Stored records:
┄┄┄┄┄┄┄┄┄┄

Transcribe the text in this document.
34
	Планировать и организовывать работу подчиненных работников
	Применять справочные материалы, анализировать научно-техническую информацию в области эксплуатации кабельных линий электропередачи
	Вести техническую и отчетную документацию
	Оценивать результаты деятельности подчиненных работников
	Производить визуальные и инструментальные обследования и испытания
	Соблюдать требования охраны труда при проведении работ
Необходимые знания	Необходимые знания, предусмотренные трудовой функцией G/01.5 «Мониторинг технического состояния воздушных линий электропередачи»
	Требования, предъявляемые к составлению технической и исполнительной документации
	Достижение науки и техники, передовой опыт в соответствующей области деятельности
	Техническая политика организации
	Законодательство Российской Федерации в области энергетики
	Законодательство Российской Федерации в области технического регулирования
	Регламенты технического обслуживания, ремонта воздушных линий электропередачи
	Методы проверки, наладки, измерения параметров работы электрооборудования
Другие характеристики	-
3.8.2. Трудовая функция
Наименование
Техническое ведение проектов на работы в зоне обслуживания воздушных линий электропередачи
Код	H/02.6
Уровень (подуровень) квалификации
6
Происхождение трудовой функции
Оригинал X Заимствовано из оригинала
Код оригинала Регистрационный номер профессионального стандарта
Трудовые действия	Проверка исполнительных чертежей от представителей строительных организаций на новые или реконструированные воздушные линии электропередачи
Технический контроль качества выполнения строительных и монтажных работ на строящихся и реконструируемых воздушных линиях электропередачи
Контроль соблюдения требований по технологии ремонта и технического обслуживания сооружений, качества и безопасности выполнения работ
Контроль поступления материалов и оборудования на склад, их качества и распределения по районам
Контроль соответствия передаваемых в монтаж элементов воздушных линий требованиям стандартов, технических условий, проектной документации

┄┄┄┄┄┄┄┄┄┄

- Task:
Read the lines above. Gather those in which the string "работы" is found.

- The output:
	Методы проверки, наладки, измерения параметров работы электрооборудования
Техническое ведение проектов на работы в зоне обслуживания воздушных линий электропередачи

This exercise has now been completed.